Figure data in JSON:

● ● ●

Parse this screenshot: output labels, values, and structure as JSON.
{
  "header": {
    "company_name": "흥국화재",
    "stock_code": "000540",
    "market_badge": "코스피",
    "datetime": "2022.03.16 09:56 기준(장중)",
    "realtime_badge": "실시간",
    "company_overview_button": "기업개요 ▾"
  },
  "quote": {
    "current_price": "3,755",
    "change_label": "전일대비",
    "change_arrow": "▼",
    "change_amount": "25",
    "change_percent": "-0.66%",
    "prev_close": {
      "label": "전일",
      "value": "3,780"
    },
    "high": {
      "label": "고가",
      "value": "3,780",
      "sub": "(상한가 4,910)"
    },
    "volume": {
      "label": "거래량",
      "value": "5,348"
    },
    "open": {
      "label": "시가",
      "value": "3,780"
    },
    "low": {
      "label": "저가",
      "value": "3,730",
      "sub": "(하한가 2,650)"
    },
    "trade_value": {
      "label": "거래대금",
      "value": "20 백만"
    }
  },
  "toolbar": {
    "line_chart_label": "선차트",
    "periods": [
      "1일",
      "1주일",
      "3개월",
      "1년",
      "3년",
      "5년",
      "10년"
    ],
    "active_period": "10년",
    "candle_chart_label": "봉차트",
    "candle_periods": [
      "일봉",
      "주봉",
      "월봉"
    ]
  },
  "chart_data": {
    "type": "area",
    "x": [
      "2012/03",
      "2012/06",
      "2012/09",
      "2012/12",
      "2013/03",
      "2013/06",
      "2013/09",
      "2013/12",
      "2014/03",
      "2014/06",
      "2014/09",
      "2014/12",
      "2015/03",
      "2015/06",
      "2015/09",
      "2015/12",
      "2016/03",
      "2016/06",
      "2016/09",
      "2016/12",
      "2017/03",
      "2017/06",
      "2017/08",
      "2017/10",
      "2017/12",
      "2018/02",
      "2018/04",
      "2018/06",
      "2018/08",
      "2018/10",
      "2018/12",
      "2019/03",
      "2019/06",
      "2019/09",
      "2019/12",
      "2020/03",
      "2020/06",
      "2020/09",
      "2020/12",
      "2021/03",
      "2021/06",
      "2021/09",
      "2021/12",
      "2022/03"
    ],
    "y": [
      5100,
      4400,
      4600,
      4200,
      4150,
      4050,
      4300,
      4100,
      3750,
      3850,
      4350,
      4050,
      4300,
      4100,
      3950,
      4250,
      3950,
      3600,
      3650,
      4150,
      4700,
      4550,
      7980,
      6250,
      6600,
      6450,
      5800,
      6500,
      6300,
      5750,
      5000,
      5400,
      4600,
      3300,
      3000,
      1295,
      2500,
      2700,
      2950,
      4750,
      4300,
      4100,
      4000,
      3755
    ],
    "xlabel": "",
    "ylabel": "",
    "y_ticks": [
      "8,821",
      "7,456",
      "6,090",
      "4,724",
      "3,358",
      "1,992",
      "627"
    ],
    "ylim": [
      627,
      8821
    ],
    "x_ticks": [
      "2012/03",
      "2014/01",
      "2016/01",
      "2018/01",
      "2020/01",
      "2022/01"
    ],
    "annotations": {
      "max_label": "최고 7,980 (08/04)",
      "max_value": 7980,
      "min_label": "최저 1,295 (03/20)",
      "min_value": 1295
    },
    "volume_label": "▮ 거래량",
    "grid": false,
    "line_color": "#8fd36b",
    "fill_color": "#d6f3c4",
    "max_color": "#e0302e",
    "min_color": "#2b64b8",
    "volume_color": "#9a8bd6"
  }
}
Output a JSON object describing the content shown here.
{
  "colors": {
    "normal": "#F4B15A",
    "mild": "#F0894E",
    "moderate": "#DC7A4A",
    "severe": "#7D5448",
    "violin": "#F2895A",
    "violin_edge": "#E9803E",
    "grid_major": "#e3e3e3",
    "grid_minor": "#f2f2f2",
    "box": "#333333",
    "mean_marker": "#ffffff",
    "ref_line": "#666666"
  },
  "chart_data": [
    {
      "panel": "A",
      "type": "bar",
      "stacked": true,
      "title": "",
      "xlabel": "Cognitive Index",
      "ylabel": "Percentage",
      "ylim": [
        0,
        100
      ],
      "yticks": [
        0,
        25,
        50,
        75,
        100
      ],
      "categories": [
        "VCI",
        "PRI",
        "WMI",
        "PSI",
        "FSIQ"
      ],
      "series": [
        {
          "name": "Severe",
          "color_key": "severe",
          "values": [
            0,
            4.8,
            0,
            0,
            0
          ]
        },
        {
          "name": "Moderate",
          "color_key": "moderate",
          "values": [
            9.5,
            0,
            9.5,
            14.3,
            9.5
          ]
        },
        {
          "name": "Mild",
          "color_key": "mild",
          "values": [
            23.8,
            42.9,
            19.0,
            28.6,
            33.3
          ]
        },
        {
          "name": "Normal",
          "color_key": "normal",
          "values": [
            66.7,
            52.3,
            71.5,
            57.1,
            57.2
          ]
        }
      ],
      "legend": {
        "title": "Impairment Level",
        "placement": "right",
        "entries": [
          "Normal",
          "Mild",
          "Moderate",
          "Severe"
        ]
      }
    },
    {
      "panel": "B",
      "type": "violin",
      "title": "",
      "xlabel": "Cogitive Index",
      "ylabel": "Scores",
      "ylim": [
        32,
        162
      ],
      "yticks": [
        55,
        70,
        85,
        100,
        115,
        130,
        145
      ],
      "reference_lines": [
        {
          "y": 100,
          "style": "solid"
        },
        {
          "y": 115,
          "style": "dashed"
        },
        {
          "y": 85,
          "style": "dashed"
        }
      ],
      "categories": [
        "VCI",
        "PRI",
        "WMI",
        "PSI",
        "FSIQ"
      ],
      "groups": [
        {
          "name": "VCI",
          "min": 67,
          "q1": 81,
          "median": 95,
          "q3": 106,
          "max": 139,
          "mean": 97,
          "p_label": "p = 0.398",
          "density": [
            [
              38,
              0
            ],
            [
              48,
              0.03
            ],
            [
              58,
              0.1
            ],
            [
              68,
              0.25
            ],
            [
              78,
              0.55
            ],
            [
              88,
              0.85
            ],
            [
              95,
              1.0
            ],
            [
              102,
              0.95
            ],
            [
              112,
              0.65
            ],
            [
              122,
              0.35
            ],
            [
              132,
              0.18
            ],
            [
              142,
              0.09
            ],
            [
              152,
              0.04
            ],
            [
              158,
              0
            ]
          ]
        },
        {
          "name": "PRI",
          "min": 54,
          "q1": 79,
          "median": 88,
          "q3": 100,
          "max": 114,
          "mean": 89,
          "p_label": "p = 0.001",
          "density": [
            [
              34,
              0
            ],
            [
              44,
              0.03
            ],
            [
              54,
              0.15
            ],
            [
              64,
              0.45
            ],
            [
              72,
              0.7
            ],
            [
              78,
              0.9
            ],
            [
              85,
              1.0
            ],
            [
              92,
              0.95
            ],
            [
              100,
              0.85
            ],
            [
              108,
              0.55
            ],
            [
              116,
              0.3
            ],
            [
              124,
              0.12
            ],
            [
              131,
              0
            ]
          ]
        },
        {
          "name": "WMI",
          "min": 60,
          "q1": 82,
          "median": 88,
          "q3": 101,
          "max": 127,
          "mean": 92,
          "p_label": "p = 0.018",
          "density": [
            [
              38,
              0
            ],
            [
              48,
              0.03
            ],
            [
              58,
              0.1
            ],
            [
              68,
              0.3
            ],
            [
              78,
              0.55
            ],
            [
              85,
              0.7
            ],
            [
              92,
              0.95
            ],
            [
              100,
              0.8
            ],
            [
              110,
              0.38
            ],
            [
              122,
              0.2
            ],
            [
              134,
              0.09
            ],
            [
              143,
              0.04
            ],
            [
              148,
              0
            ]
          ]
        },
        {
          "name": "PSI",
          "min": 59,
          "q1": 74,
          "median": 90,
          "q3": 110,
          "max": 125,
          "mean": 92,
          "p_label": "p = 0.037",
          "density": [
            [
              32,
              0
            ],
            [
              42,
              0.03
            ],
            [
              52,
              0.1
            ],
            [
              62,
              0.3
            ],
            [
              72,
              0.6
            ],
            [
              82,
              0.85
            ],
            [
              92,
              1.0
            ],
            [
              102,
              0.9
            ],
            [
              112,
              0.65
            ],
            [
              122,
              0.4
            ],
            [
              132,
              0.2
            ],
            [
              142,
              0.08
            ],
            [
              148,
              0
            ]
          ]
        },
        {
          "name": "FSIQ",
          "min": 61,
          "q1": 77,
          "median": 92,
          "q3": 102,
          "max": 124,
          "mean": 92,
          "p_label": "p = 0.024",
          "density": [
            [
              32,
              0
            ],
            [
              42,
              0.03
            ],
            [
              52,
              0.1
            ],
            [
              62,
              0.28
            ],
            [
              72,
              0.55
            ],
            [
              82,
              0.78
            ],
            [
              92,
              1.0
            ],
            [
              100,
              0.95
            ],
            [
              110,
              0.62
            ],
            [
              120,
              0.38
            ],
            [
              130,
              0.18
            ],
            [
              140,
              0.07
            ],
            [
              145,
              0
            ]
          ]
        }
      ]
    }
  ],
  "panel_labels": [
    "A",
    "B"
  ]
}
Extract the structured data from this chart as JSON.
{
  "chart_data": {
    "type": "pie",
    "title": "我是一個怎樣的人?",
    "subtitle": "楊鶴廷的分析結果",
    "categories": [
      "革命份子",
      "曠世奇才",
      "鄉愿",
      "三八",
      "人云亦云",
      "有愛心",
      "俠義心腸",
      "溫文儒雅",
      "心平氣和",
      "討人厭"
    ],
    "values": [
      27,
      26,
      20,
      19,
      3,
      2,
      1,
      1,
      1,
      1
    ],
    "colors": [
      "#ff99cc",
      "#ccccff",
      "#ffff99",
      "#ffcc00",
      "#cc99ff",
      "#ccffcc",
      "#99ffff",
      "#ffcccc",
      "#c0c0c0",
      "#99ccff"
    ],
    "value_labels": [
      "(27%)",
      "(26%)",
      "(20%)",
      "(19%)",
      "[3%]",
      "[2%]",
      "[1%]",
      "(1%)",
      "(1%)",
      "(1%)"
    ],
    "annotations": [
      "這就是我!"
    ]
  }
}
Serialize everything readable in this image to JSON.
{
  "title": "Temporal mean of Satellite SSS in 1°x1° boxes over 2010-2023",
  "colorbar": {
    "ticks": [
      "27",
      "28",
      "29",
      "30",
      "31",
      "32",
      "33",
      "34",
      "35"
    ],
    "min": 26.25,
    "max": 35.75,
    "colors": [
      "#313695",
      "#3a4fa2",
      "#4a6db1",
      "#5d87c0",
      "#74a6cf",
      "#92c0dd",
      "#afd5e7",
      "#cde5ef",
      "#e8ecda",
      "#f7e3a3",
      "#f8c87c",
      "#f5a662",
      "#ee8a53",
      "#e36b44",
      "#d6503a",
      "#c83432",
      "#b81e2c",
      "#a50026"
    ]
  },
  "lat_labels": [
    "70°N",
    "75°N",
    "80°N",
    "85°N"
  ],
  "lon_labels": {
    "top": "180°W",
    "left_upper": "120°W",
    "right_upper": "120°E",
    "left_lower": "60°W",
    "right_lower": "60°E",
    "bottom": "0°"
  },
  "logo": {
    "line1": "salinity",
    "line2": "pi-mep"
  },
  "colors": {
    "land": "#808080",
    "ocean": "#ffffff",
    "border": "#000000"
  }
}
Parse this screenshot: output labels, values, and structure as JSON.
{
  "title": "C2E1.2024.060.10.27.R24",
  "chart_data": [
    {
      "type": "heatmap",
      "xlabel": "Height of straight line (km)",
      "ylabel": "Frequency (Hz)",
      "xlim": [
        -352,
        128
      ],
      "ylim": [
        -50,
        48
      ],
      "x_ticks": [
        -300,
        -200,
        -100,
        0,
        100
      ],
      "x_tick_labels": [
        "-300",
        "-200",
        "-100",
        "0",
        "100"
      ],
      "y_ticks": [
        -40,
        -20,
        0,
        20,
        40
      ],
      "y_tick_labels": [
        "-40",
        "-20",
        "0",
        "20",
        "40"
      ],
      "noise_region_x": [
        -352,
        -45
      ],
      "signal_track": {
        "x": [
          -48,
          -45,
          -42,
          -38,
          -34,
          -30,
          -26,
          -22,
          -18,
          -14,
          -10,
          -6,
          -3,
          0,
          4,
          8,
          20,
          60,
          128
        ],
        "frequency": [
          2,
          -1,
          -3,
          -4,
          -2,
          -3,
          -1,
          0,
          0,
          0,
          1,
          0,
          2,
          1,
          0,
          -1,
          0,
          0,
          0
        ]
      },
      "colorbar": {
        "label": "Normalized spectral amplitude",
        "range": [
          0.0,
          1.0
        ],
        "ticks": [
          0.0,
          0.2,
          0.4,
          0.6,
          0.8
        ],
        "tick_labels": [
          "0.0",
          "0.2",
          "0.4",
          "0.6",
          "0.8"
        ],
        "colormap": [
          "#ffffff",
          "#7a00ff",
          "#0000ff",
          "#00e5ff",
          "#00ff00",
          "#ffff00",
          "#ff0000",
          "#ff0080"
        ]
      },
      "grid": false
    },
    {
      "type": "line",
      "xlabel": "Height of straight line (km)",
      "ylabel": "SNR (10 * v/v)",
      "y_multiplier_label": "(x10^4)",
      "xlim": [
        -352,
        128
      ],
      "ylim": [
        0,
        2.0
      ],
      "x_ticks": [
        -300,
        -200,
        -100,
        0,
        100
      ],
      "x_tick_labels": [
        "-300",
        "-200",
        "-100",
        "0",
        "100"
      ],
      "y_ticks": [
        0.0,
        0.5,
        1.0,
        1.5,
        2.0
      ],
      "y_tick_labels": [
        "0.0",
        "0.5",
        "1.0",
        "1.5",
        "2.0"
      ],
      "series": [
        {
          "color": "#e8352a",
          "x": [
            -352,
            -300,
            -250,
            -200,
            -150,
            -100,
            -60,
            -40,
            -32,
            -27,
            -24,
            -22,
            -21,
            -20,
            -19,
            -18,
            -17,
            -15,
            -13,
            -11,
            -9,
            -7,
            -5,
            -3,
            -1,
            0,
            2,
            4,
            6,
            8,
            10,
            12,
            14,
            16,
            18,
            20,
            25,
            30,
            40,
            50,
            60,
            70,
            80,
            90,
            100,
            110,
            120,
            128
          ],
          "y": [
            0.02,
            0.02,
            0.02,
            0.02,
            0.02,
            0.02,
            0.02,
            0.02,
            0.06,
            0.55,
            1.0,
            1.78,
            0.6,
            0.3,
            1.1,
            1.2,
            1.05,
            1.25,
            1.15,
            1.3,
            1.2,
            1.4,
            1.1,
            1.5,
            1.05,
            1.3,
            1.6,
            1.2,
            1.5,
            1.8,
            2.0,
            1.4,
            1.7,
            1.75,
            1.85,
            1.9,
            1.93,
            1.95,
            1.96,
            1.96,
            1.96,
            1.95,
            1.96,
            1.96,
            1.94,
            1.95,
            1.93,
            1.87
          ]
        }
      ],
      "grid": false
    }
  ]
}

● ● ●

WHAT YOU HAVE TO DO: Of all the lines in the listing above, how many include "ylabel"? Write only the number.

EXPECTED ANSWER: 5